**TASK TO COMPLETE:** Below are records to be output exactly, every one of them.

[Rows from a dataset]
## start

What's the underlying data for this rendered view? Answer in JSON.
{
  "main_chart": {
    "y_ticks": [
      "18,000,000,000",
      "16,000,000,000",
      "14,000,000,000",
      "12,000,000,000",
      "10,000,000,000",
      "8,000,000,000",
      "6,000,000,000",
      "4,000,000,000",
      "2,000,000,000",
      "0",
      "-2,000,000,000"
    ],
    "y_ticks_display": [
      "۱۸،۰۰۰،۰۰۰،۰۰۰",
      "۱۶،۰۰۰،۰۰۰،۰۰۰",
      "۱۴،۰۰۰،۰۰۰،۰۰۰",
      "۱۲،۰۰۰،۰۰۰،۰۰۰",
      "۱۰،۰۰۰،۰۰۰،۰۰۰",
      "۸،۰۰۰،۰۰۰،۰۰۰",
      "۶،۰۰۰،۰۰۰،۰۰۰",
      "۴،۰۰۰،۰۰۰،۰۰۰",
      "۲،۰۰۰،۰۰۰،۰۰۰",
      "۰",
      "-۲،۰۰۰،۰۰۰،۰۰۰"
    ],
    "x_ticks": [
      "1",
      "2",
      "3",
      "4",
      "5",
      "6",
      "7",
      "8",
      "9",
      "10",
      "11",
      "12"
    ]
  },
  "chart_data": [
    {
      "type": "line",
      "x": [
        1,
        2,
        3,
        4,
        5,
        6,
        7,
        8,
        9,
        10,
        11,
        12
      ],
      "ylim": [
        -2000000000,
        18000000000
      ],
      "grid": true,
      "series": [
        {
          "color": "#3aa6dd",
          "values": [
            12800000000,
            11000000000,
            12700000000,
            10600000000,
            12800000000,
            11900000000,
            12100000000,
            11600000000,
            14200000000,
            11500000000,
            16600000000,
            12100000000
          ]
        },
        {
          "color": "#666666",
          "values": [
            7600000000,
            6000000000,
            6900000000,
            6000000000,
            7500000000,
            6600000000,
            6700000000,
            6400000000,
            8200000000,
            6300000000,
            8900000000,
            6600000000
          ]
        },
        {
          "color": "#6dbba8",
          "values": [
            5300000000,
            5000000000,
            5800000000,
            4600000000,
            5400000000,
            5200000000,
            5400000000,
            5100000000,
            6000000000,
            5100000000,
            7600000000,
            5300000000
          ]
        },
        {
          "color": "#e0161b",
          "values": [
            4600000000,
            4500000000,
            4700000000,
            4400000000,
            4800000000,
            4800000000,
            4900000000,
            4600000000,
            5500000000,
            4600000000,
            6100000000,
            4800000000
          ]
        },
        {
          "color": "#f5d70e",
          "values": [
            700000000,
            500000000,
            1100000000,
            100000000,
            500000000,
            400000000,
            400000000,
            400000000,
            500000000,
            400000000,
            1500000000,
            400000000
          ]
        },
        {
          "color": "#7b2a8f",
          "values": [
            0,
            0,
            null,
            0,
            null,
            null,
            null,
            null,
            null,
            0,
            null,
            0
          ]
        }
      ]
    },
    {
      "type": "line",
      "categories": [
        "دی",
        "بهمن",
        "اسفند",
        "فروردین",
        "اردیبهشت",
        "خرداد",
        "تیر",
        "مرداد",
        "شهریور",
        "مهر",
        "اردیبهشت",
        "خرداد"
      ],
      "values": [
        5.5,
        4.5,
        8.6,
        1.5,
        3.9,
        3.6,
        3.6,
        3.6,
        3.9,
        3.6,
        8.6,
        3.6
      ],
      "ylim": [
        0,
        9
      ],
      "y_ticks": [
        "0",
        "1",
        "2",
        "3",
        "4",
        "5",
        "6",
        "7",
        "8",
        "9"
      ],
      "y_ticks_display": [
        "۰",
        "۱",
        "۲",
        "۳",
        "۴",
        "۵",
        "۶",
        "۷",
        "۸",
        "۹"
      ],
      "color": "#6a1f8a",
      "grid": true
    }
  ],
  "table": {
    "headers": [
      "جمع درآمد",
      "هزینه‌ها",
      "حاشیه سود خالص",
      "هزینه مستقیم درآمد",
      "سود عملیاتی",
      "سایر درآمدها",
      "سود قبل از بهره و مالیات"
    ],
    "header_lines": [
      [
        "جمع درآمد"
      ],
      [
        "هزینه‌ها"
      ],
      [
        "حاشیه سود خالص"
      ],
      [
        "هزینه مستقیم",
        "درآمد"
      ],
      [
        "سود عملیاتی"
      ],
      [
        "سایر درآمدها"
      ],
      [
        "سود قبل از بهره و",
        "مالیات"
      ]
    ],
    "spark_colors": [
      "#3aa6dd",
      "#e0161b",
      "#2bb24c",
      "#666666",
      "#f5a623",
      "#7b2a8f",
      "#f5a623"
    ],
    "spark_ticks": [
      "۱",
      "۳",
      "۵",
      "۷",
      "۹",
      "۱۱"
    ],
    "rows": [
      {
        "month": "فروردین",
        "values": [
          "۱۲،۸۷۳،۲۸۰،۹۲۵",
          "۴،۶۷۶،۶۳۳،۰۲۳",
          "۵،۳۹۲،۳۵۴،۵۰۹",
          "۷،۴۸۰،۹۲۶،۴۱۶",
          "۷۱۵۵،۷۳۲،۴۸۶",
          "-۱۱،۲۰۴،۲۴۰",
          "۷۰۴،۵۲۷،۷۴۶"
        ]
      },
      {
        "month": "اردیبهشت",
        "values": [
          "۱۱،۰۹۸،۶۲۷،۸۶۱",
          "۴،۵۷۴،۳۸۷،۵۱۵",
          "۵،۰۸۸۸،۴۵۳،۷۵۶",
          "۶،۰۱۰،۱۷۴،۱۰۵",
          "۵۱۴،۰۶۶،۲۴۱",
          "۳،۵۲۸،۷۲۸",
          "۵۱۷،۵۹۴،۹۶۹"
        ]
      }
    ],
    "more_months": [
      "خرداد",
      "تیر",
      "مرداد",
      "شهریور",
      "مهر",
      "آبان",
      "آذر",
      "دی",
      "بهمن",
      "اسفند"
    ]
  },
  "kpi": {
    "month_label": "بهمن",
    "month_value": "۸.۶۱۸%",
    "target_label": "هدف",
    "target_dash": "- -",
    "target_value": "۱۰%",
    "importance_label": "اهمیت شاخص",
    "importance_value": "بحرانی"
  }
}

## end

**SOLVED EXERCISE:**
What's the underlying data for this rendered view? Answer in JSON.
{
  "main_chart": {
    "y_ticks": [
      "18,000,000,000",
      "16,000,000,000",
      "14,000,000,000",
      "12,000,000,000",
      "10,000,000,000",
      "8,000,000,000",
      "6,000,000,000",
      "4,000,000,000",
      "2,000,000,000",
      "0",
      "-2,000,000,000"
    ],
    "y_ticks_display": [
      "۱۸،۰۰۰،۰۰۰،۰۰۰",
      "۱۶،۰۰۰،۰۰۰،۰۰۰",
      "۱۴،۰۰۰،۰۰۰،۰۰۰",
      "۱۲،۰۰۰،۰۰۰،۰۰۰",
      "۱۰،۰۰۰،۰۰۰،۰۰۰",
      "۸،۰۰۰،۰۰۰،۰۰۰",
      "۶،۰۰۰،۰۰۰،۰۰۰",
      "۴،۰۰۰،۰۰۰،۰۰۰",
      "۲،۰۰۰،۰۰۰،۰۰۰",
      "۰",
      "-۲،۰۰۰،۰۰۰،۰۰۰"
    ],
    "x_ticks": [
      "1",
      "2",
      "3",
      "4",
      "5",
      "6",
      "7",
      "8",
      "9",
      "10",
      "11",
      "12"
    ]
  },
  "chart_data": [
    {
      "type": "line",
      "x": [
        1,
        2,
        3,
        4,
        5,
        6,
        7,
        8,
        9,
        10,
        11,
        12
      ],
      "ylim": [
        -2000000000,
        18000000000
      ],
      "grid": true,
      "series": [
        {
          "color": "#3aa6dd",
          "values": [
            12800000000,
            11000000000,
            12700000000,
            10600000000,
            12800000000,
            11900000000,
            12100000000,
            11600000000,
            14200000000,
            11500000000,
            16600000000,
            12100000000
          ]
        },
        {
          "color": "#666666",
          "values": [
            7600000000,
            6000000000,
            6900000000,
            6000000000,
            7500000000,
            6600000000,
            6700000000,
            6400000000,
            8200000000,
            6300000000,
            8900000000,
            6600000000
          ]
        },
        {
          "color": "#6dbba8",
          "values": [
            5300000000,
            5000000000,
            5800000000,
            4600000000,
            5400000000,
            5200000000,
            5400000000,
            5100000000,
            6000000000,
            5100000000,
            7600000000,
            5300000000
          ]
        },
        {
          "color": "#e0161b",
          "values": [
            4600000000,
            4500000000,
            4700000000,
            4400000000,
            4800000000,
            4800000000,
            4900000000,
            4600000000,
            5500000000,
            4600000000,
            6100000000,
            4800000000
          ]
        },
        {
          "color": "#f5d70e",
          "values": [
            700000000,
            500000000,
            1100000000,
            100000000,
            500000000,
            400000000,
            400000000,
            400000000,
            500000000,
            400000000,
            1500000000,
            400000000
          ]
        },
        {
          "color": "#7b2a8f",
          "values": [
            0,
            0,
            null,
            0,
            null,
            null,
            null,
            null,
            null,
            0,
            null,
            0
          ]
        }
      ]
    },
    {
      "type": "line",
      "categories": [
        "دی",
        "بهمن",
        "اسفند",
        "فروردین",
        "اردیبهشت",
        "خرداد",
        "تیر",
        "مرداد",
        "شهریور",
        "مهر",
        "اردیبهشت",
        "خرداد"
      ],
      "values": [
        5.5,
        4.5,
        8.6,
        1.5,
        3.9,
        3.6,
        3.6,
        3.6,
        3.9,
        3.6,
        8.6,
        3.6
      ],
      "ylim": [
        0,
        9
      ],
      "y_ticks": [
        "0",
        "1",
        "2",
        "3",
        "4",
        "5",
        "6",
        "7",
        "8",
        "9"
      ],
      "y_ticks_display": [
        "۰",
        "۱",
        "۲",
        "۳",
        "۴",
        "۵",
        "۶",
        "۷",
        "۸",
        "۹"
      ],
      "color": "#6a1f8a",
      "grid": true
    }
  ],
  "table": {
    "headers": [
      "جمع درآمد",
      "هزینه‌ها",
      "حاشیه سود خالص",
      "هزینه مستقیم درآمد",
      "سود عملیاتی",
      "سایر درآمدها",
      "سود قبل از بهره و مالیات"
    ],
    "header_lines": [
      [
        "جمع درآمد"
      ],
      [
        "هزینه‌ها"
      ],
      [
        "حاشیه سود خالص"
      ],
      [
        "هزینه مستقیم",
        "درآمد"
      ],
      [
        "سود عملیاتی"
      ],
      [
        "سایر درآمدها"
      ],
      [
        "سود قبل از بهره و",
        "مالیات"
      ]
    ],
    "spark_colors": [
      "#3aa6dd",
      "#e0161b",
      "#2bb24c",
      "#666666",
      "#f5a623",
      "#7b2a8f",
      "#f5a623"
    ],
    "spark_ticks": [
      "۱",
      "۳",
      "۵",
      "۷",
      "۹",
      "۱۱"
    ],
    "rows": [
      {
        "month": "فروردین",
        "values": [
          "۱۲،۸۷۳،۲۸۰،۹۲۵",
          "۴،۶۷۶،۶۳۳،۰۲۳",
          "۵،۳۹۲،۳۵۴،۵۰۹",
          "۷،۴۸۰،۹۲۶،۴۱۶",
          "۷۱۵۵،۷۳۲،۴۸۶",
          "-۱۱،۲۰۴،۲۴۰",
          "۷۰۴،۵۲۷،۷۴۶"
        ]
      },
      {
        "month": "اردیبهشت",
        "values": [
          "۱۱،۰۹۸،۶۲۷،۸۶۱",
          "۴،۵۷۴،۳۸۷،۵۱۵",
          "۵،۰۸۸۸،۴۵۳،۷۵۶",
          "۶،۰۱۰،۱۷۴،۱۰۵",
          "۵۱۴،۰۶۶،۲۴۱",
          "۳،۵۲۸،۷۲۸",
          "۵۱۷،۵۹۴،۹۶۹"
        ]
      }
    ],
    "more_months": [
      "خرداد",
      "تیر",
      "مرداد",
      "شهریور",
      "مهر",
      "آبان",
      "آذر",
      "دی",
      "بهمن",
      "اسفند"
    ]
  },
  "kpi": {
    "month_label": "بهمن",
    "month_value": "۸.۶۱۸%",
    "target_label": "هدف",
    "target_dash": "- -",
    "target_value": "۱۰%",
    "importance_label": "اهمیت شاخص",
    "importance_value": "بحرانی"
  }
}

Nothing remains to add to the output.